— start —
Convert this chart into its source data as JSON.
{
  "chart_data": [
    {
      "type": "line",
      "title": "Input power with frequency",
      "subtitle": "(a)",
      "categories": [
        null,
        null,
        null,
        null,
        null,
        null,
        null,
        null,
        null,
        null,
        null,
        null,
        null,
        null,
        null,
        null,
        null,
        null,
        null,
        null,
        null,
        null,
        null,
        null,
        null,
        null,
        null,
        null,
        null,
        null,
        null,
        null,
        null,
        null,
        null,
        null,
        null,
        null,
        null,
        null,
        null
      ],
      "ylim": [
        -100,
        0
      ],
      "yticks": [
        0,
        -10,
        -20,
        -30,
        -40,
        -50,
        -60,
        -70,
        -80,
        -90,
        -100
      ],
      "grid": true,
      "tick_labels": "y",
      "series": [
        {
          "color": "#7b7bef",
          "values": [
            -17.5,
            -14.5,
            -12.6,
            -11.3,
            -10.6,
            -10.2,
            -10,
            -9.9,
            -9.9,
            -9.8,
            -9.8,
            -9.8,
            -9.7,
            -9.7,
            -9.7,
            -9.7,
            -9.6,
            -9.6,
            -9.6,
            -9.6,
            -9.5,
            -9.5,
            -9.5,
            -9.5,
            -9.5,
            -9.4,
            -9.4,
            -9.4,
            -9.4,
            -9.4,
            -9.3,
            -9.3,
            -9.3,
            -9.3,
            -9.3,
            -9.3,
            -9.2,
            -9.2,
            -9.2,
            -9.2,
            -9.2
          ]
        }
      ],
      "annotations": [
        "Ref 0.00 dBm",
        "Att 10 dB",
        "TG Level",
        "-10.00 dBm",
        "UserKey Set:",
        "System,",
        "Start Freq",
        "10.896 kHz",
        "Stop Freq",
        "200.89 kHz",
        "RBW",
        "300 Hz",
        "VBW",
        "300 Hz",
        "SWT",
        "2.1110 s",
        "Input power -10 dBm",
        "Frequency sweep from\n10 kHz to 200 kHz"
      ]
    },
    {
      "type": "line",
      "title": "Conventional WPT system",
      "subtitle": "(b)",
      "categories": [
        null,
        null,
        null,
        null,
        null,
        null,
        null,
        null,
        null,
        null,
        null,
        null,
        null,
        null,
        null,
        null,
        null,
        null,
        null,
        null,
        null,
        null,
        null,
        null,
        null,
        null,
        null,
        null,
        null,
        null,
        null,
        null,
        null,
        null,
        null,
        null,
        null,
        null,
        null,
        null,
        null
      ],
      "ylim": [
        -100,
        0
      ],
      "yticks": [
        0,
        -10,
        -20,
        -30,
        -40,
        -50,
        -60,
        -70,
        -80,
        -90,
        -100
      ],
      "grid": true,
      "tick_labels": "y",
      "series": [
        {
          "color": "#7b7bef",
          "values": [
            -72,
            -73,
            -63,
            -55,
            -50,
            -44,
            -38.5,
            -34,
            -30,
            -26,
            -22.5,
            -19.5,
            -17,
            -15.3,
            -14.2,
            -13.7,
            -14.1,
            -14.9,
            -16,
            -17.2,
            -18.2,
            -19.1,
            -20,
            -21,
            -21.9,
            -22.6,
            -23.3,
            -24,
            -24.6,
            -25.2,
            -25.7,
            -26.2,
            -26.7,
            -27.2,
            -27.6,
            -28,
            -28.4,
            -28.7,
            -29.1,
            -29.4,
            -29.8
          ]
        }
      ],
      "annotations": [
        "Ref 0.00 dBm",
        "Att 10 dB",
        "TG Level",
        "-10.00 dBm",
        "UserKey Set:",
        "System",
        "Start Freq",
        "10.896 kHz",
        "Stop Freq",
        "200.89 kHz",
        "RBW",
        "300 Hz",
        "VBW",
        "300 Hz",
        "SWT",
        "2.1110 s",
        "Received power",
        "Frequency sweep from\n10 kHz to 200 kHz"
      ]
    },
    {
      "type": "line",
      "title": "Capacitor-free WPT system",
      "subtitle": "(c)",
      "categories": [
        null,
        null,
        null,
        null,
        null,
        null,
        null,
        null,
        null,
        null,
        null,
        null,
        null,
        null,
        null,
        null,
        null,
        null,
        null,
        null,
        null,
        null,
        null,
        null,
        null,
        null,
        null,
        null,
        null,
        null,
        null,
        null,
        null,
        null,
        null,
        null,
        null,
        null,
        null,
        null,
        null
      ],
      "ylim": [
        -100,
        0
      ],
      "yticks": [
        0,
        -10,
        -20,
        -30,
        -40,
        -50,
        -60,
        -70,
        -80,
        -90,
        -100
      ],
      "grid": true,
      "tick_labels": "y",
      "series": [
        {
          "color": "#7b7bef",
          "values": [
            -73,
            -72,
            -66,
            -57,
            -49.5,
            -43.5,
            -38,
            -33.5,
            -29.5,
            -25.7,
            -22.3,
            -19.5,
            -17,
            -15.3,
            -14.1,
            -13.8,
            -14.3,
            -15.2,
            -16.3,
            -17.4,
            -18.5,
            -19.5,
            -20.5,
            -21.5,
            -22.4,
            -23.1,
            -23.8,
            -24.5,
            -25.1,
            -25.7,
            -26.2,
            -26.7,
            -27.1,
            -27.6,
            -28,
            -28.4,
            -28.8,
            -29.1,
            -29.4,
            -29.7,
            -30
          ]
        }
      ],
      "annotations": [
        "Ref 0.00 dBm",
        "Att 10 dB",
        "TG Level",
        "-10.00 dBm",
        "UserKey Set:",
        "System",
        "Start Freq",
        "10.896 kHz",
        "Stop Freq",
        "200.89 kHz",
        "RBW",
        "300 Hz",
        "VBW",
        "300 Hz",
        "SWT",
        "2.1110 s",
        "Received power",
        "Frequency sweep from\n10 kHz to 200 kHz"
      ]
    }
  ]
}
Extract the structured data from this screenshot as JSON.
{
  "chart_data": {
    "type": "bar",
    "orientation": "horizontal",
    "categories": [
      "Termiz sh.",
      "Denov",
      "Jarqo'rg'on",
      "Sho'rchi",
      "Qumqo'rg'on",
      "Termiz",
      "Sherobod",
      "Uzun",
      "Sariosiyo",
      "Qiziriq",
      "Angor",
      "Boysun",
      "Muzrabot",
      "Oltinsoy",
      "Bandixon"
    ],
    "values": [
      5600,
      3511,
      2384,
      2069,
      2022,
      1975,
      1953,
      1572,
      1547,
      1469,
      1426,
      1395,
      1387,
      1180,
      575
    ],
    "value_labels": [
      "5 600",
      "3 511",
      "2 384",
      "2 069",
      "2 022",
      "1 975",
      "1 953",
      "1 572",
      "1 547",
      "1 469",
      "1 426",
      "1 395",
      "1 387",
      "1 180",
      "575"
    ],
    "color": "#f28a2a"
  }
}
— end —
### Instructions to follow
Working from the listing above, pick out every line that has "this" and copy it.

### Complete answer
Convert this chart into its source data as JSON.
Extract the structured data from this screenshot as JSON.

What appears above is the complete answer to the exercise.